- [Tarefas a realizar]:
a) Reproduza fielmente a parte do texto sobre representações sociais e prática docente que se inicia com as palavras que contêm "Nosso intuito com" e se encerra com "Serrano Oswald (2013).".
b) Com base no texto sobre representações sociais e prática docente, responda:
(i) Que caráter possui o Projeto “Olhares psicossociais para a prática docente”?
(ii) De quem é o trabalho pioneiro citado entre os estudos que articulam etnografia à TRS?
(iii) Qual forma de generalização pode ser pretendida por pesquisas de abordagem etnográfica?
c) Retome o texto sobre representações sociais e prática docente, prosseguindo a partir da última frase apresentada.

As pesquisas descritas nessas produções apontaram para a importância de não reduzir a educação à TRS, ou vice-versa, e destacaram a necessidade de desenvolvimento de estudos que busquem oferecer informações contextualizadas para a construção de um campo que compreenda a possibilidade de explicação dos processos simbólicos da educação pela perspectiva da TRS, sem modificar o enfoque que caracteriza uma ação educativa.
Tais considerações conduziram à realização de reuniões técnicas com os grupos associados ao Centro para o delineamento dialogado da nova investigação em rede. O Projeto “Olhares psicossociais para a prática docente” abraça um desafio ainda maior do que aqueles anteriormente apresentados, visto que possui caráter etnográfico e multissituado, sendo realizado em variados contextos do Brasil. Esse processo resultou na elaboração do documento norteador do trabalho de campo, debatido nas páginas que seguem.
Por que adotar uma abordagem etnográfica para o estudo das relações entre representações e práticas docentes?
A análise das produções do CIERS-ed permitiu a identificação de um universo de investigações fundadas na TRS que recorrem aos discursos de profissionais da educação e educandos para compreender suas representações acerca de objetos educacionais. Tendo em conta a função de orientação de ações das representações sociais (JOVCHELOVITCH, 2011, p. 168), os estudos relacionam as representações identificadas nos discursos dos respondentes às práticas que elas orientariam.
Nosso intuito com o Projeto “Olhares psicossociais para a prática docente” é ampliar a possibilidade de estabelecer conexões entre representações sociais e práticas, a partir da consideração de distintas formas de linguagem e in loco. Tal investimento buscou inspiração em estudos que articulam etnografia à TRS, com destaque ao trabalho pioneiro de Jodelet (2005) e aos que vêm sendo desenvolvidos por Flores-Palácios (2014) e Serrano Oswald (2013).
Um projeto multissituado, de abordagem etnográfica, que articulasse TRS e educação não havia sido proposto até então. Tal fato pode decorrer de distintas razões: (a) congregar grupos, localizados em diferentes estados das distintas regiões brasileiras, em torno de um propósito de estudo comum requer a orquestração de espaços de diálogo e de construção coletiva; (b) encontros, sejam presenciais ou à distância, demandam tempo e a reunião de distintos fomentos (o financiamento da pesquisa matriz, os financiamentos das pesquisas de cada grupo); (c) estudos de caráter etnográfico exigem longo mergulho no campo e a produção de vasto material que, por sua vez, resulta em demandante processo sistematização e análise; (d) pesquisas de abordagem etnográfica não permitem generalizações estatísticas, a forma de generalização que pode ser pretendida é analítica, o que requer exaustivo aprofundamento dos pesquisadores na TRS.

- [Relação de linhas]:
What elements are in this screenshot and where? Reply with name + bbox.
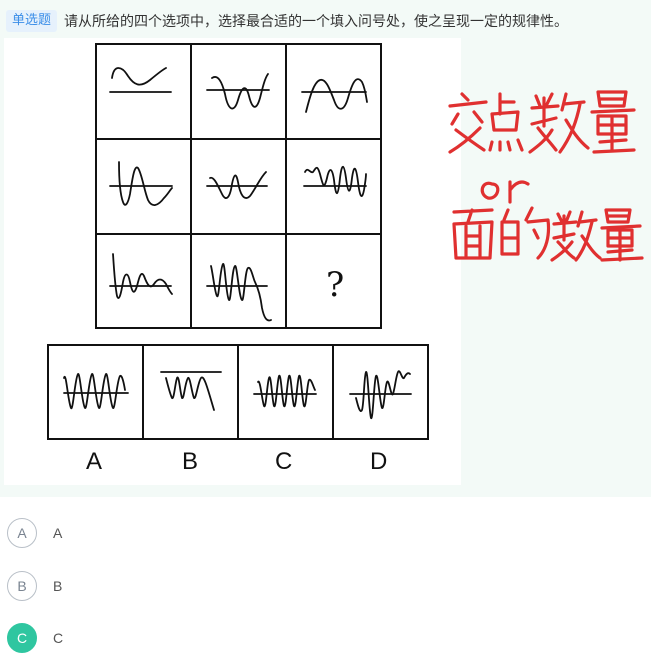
answer-option-b-text: B bbox=[53, 578, 63, 594]
answer-option-a-circle[interactable]: A bbox=[7, 518, 37, 548]
missing-figure-mark: ? bbox=[326, 265, 344, 305]
answer-option-c-circle[interactable]: C bbox=[7, 623, 37, 653]
puzzle-figure-svg: ? A B C D bbox=[47, 43, 429, 475]
answer-option-c-text: C bbox=[53, 630, 64, 646]
options-grid bbox=[47, 344, 429, 440]
option-b-figure bbox=[160, 371, 222, 411]
answer-option-a[interactable]: A A bbox=[7, 516, 62, 550]
option-c-figure bbox=[253, 374, 317, 408]
question-prompt: 请从所给的四个选项中，选择最合适的一个填入问号处，使之呈现一定的规律性。 bbox=[64, 14, 568, 30]
option-label-a: A bbox=[86, 448, 102, 475]
question-type-tag: 单选题 bbox=[6, 10, 58, 32]
answer-option-b-circle[interactable]: B bbox=[7, 571, 37, 601]
cell-2-3-figure bbox=[303, 165, 367, 197]
option-d-figure bbox=[349, 370, 412, 419]
question-area: 单选题 请从所给的四个选项中，选择最合适的一个填入问号处，使之呈现一定的规律性。 bbox=[0, 0, 651, 497]
cell-2-1-figure bbox=[109, 161, 173, 206]
answer-option-b[interactable]: B B bbox=[7, 569, 62, 603]
cell-1-3-figure bbox=[301, 78, 368, 113]
answer-option-c[interactable]: C C bbox=[7, 621, 63, 655]
cell-2-2-figure bbox=[206, 171, 268, 199]
option-label-c: C bbox=[275, 448, 292, 475]
option-a-figure bbox=[63, 373, 129, 409]
option-label-d: D bbox=[370, 448, 387, 475]
puzzle-figure: ? A B C D bbox=[4, 38, 461, 485]
answer-option-a-text: A bbox=[53, 525, 63, 541]
handwritten-annotation bbox=[448, 90, 644, 262]
cell-3-1-figure bbox=[109, 253, 173, 299]
option-label-b: B bbox=[182, 448, 198, 475]
cell-1-1-figure bbox=[109, 67, 172, 93]
cell-1-2-figure bbox=[206, 73, 270, 110]
cell-3-2-figure bbox=[206, 263, 272, 322]
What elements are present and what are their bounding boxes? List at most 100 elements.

- [Respostas do exercício]:
a)
Nosso intuito com o Projeto “Olhares psicossociais para a prática docente” é ampliar a possibilidade de estabelecer conexões entre representações sociais e práticas, a partir da consideração de distintas formas de linguagem e in loco. Tal investimento buscou inspiração em estudos que articulam etnografia à TRS, com destaque ao trabalho pioneiro de Jodelet (2005) e aos que vêm sendo desenvolvidos por Flores-Palácios (2014) e Serrano Oswald (2013).

b)
(i) Caráter etnográfico e multissituado.
(ii) De Jodelet (2005).
(iii) A generalização analítica.

c)
Há ainda outro fator que merece destaque, que diz respeito precisamente à condução da investigação. Ainda que muitas pesquisas educacionais recorram à etnografia como parte de sua metodologia, autores demonstram certa preocupação quanto ao que seria um uso superficial do método etnográfico em tais estudos, ou uma visão da etnografia como mera técnica de coleta de dados em abordagens qualitativas (ANDRÉ, 2007). Para Oliveira (2013), muitas das autodenominadas pesquisas de “tipo etnográfico” ou de “cunho etnográfico” acabam por desvincular o método de sua teoria, ou seja, encaram a prática etnográfica como algo dissociado de conceitos antropológicos que são fundamentais para a própria constituição desse método de pesquisa.
O autor menciona, por outro lado, que há uma longa tradição de diálogo entre antropologia e educação, notadamente no campo dos estudos da infância e dos processos de socialização. Nesses trabalhos é possível observar a construção do objeto de pesquisa educacional a partir do olhar antropológico e da observação participante, ao mesmo tempo em que a prática etnográfica em ambientes educativos possibilita a construção de conhecimento antropológico na educação e a renovação das teorias antropológicas (OLIVEIRA, 2013).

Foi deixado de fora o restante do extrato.